Across the entries below, how many lines contain the string "title"? Give only the count.

***

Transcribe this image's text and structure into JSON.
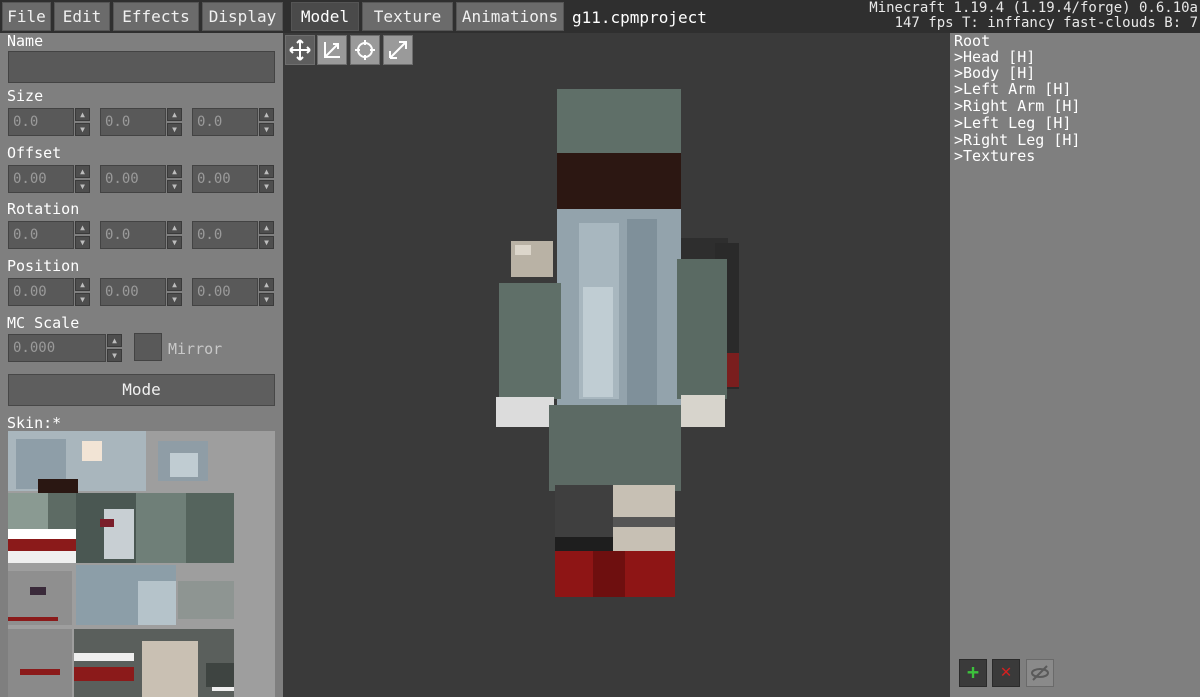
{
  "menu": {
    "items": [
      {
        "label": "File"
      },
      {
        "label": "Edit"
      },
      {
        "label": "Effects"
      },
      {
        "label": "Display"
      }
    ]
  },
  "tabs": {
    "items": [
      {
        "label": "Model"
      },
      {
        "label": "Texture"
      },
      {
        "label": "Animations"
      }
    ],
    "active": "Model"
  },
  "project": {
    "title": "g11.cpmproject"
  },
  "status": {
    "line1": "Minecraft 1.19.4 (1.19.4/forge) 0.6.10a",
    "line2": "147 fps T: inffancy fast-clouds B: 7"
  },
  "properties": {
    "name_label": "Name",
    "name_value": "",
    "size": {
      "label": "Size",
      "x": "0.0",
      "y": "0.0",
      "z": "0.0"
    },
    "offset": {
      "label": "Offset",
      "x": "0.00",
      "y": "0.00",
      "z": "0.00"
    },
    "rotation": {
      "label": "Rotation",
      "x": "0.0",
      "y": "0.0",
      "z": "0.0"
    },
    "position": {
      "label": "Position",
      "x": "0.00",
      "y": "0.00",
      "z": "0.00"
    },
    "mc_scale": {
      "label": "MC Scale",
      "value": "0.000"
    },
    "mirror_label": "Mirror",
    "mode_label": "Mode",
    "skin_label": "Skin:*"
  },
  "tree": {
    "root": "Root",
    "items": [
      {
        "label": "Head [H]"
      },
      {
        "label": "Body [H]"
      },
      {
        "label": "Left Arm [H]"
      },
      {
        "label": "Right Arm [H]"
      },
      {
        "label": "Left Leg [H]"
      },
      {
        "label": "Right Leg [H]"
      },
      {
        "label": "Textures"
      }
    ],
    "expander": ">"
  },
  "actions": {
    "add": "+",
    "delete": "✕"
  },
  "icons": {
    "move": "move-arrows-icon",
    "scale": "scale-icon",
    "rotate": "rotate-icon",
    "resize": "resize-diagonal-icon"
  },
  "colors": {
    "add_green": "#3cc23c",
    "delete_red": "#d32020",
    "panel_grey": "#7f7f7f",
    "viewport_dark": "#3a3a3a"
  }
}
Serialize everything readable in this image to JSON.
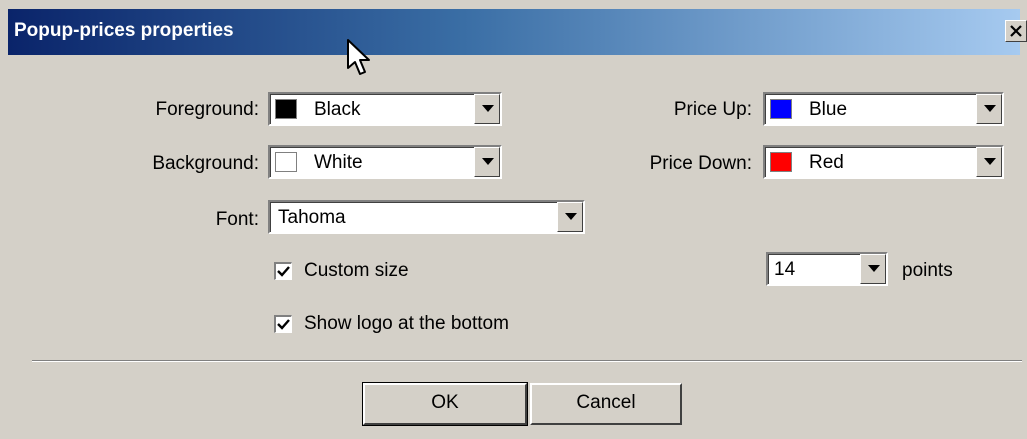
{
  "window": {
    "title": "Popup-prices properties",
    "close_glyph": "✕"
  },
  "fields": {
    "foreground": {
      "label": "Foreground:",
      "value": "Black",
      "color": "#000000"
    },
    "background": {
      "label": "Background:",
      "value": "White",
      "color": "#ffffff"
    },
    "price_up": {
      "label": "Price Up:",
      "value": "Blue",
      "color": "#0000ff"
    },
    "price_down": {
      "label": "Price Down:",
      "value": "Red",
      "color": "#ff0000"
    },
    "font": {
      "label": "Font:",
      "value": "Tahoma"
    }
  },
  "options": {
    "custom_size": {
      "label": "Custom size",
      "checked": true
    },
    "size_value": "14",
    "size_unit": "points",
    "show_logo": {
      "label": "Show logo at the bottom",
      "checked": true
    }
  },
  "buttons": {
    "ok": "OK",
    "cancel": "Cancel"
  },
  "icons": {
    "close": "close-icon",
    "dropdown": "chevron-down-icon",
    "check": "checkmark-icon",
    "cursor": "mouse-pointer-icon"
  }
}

***

Solution to the problem ->
2